Saddam Hussein Unplugged

Like hooded convicts: Fingerprints on Saddam Hussein's booking sheet (National Security Archives)
"Let me ask a direct question," Saddam Hussein said, in Arabic, at the beginning of one of his "interviews" by American interrogators in Baghdad on Feb. 13, 2004. "I want to ask where, from the beginning of this interview process until now, has the information been going? For our relationship to remain clear, I want to know." So Hussein was told: The U.S. government was doing the interviewing, and the information would likely lead back to George W. Bush.
Hussein seemed satisfied. Agreeable. Said he would have no reservations if others were "brought into" the process. He "does not mind" if the information is published. "If you decide to publish a book, be sure to write it in English as well as Arabic."
He spoke like his own publicist. He might as well have. He'll be the subject of his share of books, and in the next few days and weeks, more than his share of articles, now that the transcripts of 20 interviews and five "casual conversations" conducted with him after his capture by U.S. troops in December 2003 have been released, thanks to the always-industrious and fascinating National Security Archives at George Washington University.

- Raw records -
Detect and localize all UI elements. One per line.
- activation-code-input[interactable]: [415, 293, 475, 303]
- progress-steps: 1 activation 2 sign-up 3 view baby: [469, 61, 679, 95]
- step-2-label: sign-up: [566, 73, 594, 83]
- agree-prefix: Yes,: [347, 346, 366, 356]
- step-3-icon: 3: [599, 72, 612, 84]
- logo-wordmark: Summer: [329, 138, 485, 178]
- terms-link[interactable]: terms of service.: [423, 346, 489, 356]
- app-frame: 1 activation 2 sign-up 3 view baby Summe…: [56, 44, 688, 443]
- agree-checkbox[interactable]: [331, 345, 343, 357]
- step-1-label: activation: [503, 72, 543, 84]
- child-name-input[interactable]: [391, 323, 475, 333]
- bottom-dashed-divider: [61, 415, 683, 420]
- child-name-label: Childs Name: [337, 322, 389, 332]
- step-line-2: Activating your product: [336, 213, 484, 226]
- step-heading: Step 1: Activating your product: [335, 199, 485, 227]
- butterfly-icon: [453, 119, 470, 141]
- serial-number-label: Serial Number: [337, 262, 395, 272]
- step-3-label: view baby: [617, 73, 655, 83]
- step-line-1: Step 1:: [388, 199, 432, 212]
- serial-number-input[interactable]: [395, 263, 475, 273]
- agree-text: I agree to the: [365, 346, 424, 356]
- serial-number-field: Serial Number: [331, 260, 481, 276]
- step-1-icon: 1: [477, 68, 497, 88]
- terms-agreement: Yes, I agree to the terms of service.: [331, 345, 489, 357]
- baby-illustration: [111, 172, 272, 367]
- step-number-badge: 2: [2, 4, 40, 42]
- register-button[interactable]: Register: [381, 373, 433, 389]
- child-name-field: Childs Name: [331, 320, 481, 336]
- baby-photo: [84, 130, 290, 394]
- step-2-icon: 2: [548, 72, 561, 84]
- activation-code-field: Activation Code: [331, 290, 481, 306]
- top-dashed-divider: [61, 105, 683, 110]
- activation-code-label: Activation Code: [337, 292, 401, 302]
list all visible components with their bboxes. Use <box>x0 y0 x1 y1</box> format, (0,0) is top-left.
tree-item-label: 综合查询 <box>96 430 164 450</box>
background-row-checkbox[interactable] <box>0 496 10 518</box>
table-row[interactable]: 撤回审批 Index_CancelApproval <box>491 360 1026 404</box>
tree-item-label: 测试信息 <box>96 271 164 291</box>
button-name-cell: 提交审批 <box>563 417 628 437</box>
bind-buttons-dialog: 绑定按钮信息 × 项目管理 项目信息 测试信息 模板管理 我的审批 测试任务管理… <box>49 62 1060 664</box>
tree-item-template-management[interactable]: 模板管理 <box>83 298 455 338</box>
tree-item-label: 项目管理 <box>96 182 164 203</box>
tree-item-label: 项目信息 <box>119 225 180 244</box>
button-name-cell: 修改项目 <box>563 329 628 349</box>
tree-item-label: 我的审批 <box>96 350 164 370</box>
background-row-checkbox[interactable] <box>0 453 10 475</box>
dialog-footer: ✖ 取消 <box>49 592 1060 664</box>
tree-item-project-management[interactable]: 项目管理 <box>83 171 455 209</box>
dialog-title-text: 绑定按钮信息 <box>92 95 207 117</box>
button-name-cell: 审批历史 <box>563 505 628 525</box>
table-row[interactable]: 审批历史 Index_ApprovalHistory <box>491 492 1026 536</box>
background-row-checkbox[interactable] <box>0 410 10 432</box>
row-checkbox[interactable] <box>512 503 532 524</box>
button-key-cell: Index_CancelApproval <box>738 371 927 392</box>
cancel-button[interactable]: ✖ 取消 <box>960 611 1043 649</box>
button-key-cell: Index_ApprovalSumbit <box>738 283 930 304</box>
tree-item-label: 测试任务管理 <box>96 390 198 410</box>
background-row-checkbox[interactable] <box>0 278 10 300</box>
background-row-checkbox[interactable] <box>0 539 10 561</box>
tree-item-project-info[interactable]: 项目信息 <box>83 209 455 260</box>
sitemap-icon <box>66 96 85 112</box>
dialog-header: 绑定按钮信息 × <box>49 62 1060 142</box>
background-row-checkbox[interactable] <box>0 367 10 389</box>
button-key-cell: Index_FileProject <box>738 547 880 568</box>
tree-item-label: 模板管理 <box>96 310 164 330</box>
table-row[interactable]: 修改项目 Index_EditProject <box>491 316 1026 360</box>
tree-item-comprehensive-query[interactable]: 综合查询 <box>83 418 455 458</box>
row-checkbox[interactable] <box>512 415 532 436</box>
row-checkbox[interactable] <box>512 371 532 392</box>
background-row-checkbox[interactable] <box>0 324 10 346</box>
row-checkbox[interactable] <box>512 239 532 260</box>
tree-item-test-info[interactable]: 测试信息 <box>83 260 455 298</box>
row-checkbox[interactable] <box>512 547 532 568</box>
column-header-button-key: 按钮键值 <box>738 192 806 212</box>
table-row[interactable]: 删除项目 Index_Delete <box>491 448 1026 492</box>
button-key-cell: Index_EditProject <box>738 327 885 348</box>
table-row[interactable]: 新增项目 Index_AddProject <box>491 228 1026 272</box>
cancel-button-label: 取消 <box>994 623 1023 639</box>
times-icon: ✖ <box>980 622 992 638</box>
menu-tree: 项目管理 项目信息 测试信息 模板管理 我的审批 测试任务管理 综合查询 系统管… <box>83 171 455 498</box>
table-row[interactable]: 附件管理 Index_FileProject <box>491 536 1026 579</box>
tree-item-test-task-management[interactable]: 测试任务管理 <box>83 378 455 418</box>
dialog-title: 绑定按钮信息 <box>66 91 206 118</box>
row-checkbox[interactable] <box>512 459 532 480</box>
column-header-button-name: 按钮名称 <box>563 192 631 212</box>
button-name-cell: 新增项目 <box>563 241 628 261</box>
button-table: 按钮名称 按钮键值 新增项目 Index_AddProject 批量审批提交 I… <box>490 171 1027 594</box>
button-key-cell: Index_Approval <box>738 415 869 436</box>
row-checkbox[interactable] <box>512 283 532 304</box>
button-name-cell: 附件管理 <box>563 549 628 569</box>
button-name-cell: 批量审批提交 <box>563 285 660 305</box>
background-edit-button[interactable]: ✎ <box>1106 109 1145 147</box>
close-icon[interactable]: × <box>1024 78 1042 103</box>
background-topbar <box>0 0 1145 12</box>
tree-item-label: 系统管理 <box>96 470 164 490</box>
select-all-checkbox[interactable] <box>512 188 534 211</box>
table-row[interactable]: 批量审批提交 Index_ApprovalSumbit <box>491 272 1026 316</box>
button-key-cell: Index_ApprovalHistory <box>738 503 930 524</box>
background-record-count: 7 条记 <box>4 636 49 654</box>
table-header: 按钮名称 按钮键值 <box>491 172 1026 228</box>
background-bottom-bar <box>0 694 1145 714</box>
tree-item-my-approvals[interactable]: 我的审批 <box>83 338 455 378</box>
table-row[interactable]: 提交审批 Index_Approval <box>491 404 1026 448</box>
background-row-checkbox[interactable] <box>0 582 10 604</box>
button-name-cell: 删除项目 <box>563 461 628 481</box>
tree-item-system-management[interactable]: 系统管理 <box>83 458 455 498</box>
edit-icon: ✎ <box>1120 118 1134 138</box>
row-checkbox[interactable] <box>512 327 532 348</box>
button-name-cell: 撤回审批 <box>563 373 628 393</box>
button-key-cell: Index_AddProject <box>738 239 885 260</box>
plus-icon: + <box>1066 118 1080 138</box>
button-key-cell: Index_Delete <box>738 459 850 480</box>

- Short problem 1 -
Please quote the Saddam Hussein article word for word from "Like hooded convicts: Fingerprints" to "George W. Bush.".
- Short problem 2 -
According to the Saddam Hussein article, on what date did the interview open with his "direct question"?
- Short problem 3 -
In the Saddam Hussein article, list every phrase or sentence set in quotation marks in the paragraph that begins "Hussein seemed satisfied."
The records stand apart from the Saddam Hussein article and have nothing to do with it.

- Task solution 1 -
Like hooded convicts: Fingerprints on Saddam Hussein's booking sheet (National Security Archives)
"Let me ask a direct question," Saddam Hussein said, in Arabic, at the beginning of one of his "interviews" by American interrogators in Baghdad on Feb. 13, 2004. "I want to ask where, from the beginning of this interview process until now, has the information been going? For our relationship to remain clear, I want to know." So Hussein was told: The U.S. government was doing the interviewing, and the information would likely lead back to George W. Bush.

- Task solution 2 -
Feb. 13, 2004

- Task solution 3 -
"brought into"
"does not mind"
"If you decide to publish a book, be sure to write it in English as well as Arabic."